Problems and tasks:
- a) Could you reproduce everything in the court memorandum from "UNITED STATES DISTRICT" down to "ELIZABETH BARRON, Defendant.", swapping "Opinion" for "Ruling"?
- b) How would the court memorandum continue after its final sentence? Write the next part.

UNITED STATES DISTRICT COURT EASTERN DISTRICT OF TENNESSEE
Mar 1, 2016
No.: 3:13-CR-106-TAV-CCS-5 (E.D. Tenn. Mar. 1, 2016)

Opinion

No.: 3:13-CR-106-TAV-CCS-5

03-01-2016

UNITED STATES OF AMERICA, Plaintiff, v. JOY ELIZABETH BARRON, Defendant.


MEMORANDUM AND ORDER

This criminal case is before the Court on the defendant's pro se motion requesting additional credit for time served and for a sentence reduction [Doc. 242]. In the defendant's motion, the defendant requests that (1) she receive federal sentence credit for the six months that she was incarcerated prior to coming into federal custody in August 2013; and (2) the Court resentence her pursuant to 18 U.S.C. § 3582(c)(2) and in accordance with Amendment 782 and Amendment 788 to the United States Sentencing Guidelines Manual. The government has responded [Doc. 244]. The government asserts that the defendant's motion should be denied because (1) the Court has no statutory basis for granting jail credit and the defendant has not satisfied the prerequisites for judicial review; and (2) the defendant is not eligible for relief under § 3582(c)(2) because she was sentenced as a career offender.

Data records:

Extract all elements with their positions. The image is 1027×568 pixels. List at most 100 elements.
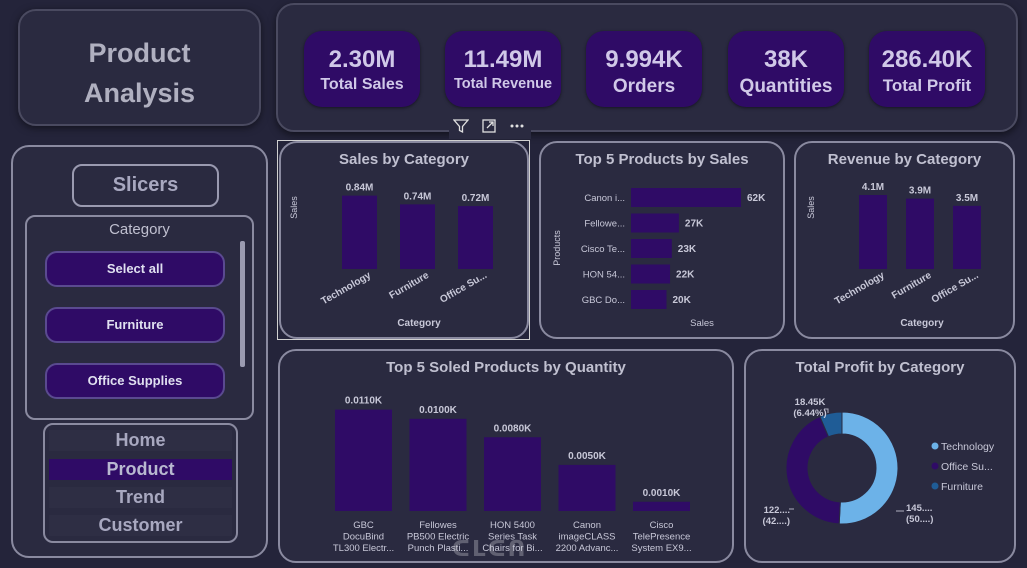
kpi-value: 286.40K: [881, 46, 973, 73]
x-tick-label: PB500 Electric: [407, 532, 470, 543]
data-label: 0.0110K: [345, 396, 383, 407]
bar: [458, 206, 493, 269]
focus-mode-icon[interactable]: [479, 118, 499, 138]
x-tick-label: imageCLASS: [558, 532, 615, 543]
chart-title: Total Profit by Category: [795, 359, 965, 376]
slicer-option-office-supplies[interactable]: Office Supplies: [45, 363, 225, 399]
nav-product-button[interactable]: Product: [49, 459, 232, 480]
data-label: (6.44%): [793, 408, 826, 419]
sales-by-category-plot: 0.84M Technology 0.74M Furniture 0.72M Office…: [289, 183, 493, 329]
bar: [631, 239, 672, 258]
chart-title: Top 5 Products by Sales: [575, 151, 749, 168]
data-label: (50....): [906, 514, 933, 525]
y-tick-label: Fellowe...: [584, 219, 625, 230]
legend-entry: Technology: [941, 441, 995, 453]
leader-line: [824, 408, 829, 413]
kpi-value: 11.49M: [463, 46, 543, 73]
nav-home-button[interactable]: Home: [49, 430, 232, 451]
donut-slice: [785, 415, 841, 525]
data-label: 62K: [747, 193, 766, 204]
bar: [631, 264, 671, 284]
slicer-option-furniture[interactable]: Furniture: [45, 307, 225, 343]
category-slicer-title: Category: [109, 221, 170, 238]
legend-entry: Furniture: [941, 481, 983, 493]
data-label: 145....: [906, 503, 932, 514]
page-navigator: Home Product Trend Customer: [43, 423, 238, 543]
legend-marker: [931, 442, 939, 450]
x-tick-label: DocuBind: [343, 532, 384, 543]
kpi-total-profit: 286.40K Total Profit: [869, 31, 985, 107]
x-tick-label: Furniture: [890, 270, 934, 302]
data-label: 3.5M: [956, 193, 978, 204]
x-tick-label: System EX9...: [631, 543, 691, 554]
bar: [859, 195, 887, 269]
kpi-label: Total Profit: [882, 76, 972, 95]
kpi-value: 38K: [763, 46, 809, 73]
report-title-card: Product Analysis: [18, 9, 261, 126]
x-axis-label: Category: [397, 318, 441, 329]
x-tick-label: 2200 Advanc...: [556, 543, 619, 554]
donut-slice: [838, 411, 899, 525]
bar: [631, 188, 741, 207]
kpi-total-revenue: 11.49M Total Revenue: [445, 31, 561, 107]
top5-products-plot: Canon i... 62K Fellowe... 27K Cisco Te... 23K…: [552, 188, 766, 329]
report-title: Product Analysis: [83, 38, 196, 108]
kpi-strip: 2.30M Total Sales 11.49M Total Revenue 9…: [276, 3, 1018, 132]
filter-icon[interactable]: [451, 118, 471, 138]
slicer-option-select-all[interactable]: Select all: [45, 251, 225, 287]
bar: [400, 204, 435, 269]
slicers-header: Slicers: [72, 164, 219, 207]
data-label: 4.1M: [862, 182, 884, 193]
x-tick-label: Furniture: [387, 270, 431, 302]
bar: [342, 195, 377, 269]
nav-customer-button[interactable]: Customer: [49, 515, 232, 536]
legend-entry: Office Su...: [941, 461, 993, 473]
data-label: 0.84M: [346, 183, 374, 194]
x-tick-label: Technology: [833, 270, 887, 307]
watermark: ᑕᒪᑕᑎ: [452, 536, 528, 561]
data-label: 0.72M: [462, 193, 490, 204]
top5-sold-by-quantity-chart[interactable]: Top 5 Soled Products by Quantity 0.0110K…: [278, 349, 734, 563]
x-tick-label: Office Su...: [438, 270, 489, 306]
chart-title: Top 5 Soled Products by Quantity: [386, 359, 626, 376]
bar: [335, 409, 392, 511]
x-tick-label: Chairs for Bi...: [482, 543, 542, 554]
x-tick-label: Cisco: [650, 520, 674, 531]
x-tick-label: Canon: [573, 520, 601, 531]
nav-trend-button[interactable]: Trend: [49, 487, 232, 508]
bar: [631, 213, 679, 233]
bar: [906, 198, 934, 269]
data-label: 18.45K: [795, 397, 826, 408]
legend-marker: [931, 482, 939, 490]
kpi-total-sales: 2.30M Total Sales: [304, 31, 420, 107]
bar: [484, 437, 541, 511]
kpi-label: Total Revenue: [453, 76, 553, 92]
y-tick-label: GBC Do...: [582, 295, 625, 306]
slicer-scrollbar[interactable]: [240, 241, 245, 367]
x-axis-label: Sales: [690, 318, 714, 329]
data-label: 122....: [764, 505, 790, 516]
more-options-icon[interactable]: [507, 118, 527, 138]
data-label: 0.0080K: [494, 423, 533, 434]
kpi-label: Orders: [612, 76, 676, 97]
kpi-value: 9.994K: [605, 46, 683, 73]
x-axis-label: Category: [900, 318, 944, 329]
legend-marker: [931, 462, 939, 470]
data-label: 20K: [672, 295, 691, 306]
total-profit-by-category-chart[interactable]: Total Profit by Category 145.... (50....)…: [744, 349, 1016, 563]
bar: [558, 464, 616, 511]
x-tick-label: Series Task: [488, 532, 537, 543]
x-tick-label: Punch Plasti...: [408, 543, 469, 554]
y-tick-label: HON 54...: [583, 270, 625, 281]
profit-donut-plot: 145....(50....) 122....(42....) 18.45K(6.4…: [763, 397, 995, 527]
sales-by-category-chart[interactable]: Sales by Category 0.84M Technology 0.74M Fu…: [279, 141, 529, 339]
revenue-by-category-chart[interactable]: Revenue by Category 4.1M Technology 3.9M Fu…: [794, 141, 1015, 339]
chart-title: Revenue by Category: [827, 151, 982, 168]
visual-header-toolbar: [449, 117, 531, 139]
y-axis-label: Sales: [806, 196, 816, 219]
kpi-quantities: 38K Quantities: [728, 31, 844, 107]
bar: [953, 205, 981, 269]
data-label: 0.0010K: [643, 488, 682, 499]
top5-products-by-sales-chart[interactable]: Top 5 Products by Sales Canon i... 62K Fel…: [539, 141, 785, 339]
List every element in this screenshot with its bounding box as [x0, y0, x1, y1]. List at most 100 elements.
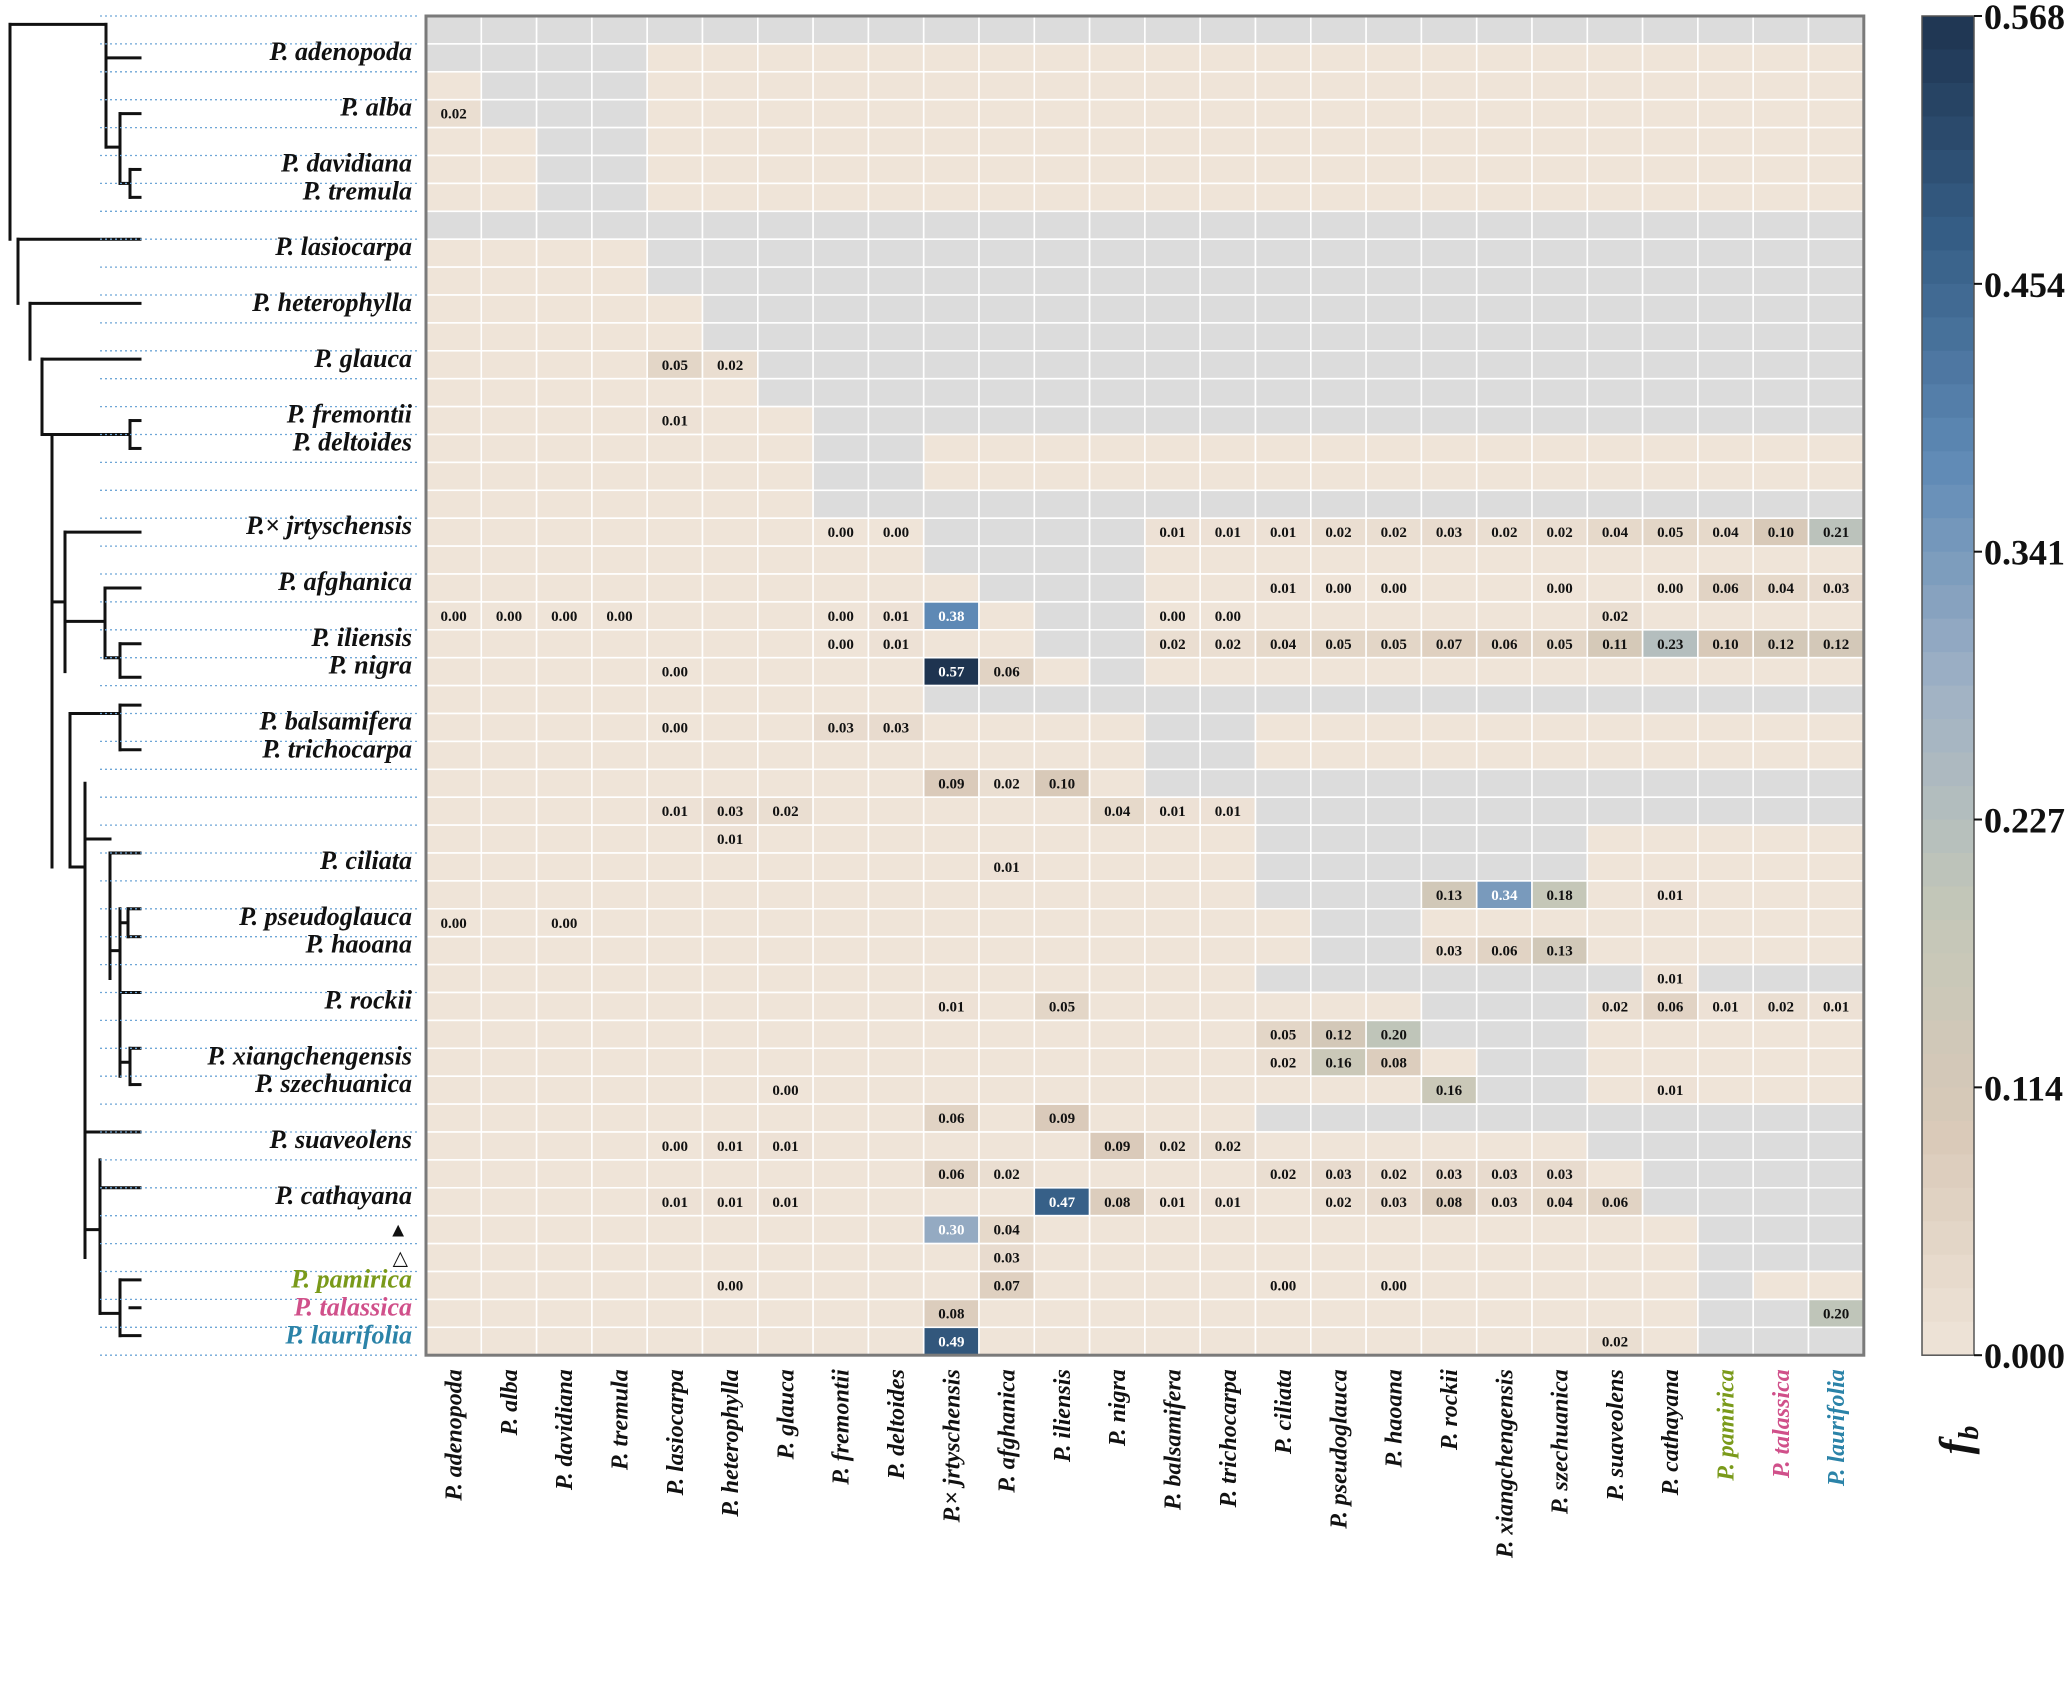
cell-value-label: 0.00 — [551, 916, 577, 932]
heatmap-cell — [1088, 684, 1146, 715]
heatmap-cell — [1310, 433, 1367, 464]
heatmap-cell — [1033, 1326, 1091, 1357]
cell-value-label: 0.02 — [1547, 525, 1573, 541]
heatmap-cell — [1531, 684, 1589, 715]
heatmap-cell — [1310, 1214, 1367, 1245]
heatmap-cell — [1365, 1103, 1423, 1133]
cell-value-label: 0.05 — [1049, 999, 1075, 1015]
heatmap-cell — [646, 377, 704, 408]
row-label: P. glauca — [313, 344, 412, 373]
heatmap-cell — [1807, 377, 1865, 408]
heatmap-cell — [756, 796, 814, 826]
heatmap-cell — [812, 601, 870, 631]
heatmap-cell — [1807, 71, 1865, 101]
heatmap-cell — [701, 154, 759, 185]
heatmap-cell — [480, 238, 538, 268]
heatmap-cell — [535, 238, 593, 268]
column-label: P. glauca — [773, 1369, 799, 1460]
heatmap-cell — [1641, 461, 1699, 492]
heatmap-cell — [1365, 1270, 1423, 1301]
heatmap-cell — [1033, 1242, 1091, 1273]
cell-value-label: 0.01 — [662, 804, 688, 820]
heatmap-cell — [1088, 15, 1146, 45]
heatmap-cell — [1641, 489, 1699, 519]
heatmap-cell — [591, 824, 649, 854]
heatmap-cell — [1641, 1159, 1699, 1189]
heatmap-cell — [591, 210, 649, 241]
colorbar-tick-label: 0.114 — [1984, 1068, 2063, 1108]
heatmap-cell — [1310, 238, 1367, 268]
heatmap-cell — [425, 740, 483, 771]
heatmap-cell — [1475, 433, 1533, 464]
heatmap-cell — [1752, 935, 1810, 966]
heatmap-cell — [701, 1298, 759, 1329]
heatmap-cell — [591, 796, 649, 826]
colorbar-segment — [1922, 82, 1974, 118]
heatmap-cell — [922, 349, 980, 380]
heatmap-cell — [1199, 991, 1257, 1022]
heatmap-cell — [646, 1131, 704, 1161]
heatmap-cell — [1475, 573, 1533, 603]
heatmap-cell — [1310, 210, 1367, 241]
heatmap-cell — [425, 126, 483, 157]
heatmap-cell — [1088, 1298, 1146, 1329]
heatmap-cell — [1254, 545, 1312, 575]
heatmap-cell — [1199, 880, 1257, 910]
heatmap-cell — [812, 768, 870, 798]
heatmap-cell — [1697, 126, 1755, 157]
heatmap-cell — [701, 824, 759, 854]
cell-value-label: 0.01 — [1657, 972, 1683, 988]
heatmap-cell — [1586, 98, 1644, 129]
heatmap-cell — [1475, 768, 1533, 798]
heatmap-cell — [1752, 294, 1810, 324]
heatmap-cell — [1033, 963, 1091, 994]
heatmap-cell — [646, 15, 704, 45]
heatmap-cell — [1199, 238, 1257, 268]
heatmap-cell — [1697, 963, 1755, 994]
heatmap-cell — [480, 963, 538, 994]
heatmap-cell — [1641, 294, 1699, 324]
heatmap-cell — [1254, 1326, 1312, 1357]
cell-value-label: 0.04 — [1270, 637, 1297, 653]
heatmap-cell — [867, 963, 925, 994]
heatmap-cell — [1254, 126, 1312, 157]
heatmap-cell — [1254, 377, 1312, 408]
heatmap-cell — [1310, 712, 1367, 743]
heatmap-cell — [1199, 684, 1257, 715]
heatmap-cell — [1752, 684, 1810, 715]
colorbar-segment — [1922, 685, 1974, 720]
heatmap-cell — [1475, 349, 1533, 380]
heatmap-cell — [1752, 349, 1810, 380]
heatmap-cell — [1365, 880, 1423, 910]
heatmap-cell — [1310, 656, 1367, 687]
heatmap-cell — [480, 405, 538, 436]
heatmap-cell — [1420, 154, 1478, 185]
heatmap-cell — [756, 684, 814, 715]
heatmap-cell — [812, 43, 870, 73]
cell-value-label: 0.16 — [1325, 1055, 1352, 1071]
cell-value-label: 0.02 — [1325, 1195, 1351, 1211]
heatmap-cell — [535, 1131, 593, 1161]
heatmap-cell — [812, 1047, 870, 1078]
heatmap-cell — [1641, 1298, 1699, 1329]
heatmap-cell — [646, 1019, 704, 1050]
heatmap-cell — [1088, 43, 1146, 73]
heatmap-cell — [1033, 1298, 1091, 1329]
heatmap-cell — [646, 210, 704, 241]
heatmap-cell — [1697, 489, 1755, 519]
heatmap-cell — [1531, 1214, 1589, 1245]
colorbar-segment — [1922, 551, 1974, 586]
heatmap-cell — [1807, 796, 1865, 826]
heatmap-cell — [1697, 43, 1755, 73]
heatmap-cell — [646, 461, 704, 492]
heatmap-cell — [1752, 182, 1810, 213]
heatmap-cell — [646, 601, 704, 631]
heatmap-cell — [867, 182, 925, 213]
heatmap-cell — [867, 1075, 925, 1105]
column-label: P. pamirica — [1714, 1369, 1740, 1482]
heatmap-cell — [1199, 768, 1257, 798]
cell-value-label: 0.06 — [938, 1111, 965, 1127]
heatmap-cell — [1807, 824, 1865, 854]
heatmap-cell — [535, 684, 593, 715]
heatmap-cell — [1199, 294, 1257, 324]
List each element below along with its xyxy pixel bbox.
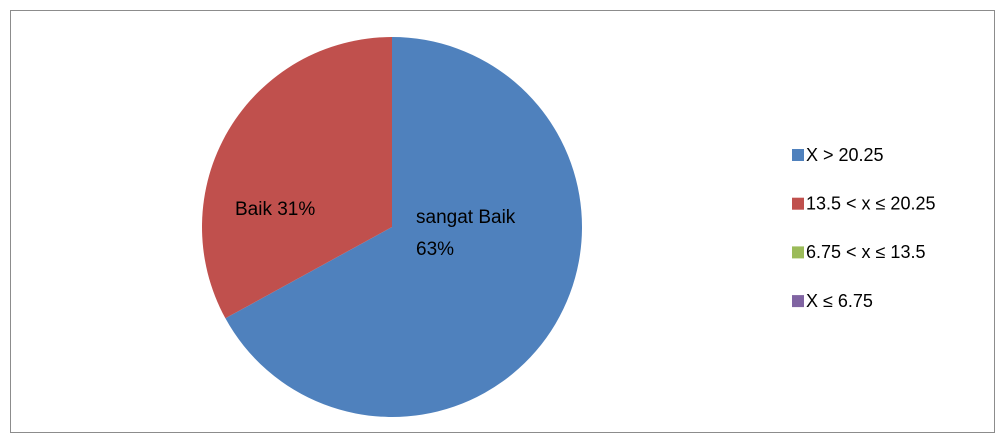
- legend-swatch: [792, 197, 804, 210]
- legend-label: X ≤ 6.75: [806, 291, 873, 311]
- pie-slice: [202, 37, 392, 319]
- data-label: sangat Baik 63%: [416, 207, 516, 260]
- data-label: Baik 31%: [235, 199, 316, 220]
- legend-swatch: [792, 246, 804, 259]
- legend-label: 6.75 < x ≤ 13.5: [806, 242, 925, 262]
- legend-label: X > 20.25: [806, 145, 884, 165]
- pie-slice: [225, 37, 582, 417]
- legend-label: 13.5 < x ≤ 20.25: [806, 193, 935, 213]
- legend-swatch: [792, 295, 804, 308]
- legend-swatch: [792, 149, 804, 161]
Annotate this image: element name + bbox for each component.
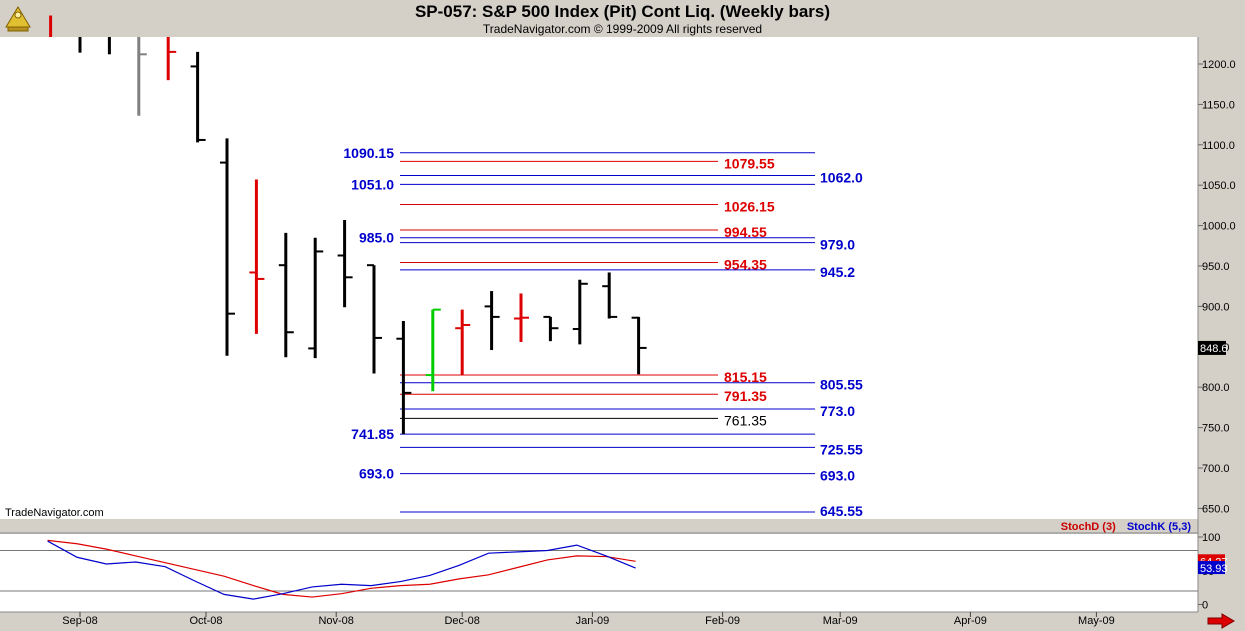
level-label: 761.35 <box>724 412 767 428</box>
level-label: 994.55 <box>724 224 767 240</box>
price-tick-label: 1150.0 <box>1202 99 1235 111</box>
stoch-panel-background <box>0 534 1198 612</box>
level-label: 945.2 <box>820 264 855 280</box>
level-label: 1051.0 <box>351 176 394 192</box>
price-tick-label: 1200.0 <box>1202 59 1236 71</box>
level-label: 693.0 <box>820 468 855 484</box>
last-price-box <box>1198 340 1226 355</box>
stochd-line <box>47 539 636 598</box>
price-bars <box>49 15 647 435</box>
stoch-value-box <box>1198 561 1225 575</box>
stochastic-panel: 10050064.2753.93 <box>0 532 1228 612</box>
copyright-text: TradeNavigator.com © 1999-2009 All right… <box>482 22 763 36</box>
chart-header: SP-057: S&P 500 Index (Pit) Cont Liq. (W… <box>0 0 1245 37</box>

Expected answers:
- a)
UNITED STATES DISTRICT COURT EASTERN DISTRICT OF TENNESSEE
Mar 1, 2016
No.: 3:13-CR-106-TAV-CCS-5 (E.D. Tenn. Mar. 1, 2016)

Ruling

No.: 3:13-CR-106-TAV-CCS-5

03-01-2016

UNITED STATES OF AMERICA, Plaintiff, v. JOY ELIZABETH BARRON, Defendant.

- b)
I. Motion for Credit for Time Served

The calculation of a term of imprisonment for a federal prisoner, including any award of credit for time served, is governed by 18 U.S.C. § 3585. "This Court cannot grant or compute sentence credits under 18 U.S.C. § 3585(b). That task is reserved for the Attorney General of the United States through the [Bureau of Prisons]." United States v. Williams, 2008 WL 3850212, at *1 (W.D. Tenn. Aug. 18, 2008) (citing United States v. Wilson, 503 U.S. 329, 333-34 (1992) and United States v. Cobleigh, 75 F.3d 242, 251 (6th Cir. 1996)).

Section 3585 provides:

(a) Commencement of sentence.—A sentence to a term of imprisonment commences on the date the defendant is received in custody awaiting transportation to, or arrives voluntarily to commence service of sentence at, the official detention facility at which the sentence is to be served.

(b) Credit for prior custody.—A defendant shall be given credit toward the service of a term of imprisonment for any time he has spent in official detention prior to the date the sentence commences—

(1) as a result of the offense for which the sentence was imposed; or

(2) as a result of any other charge for which the defendant was arrested after the commission of the offense for which the sentence was imposed;

that has not been credited against another sentence.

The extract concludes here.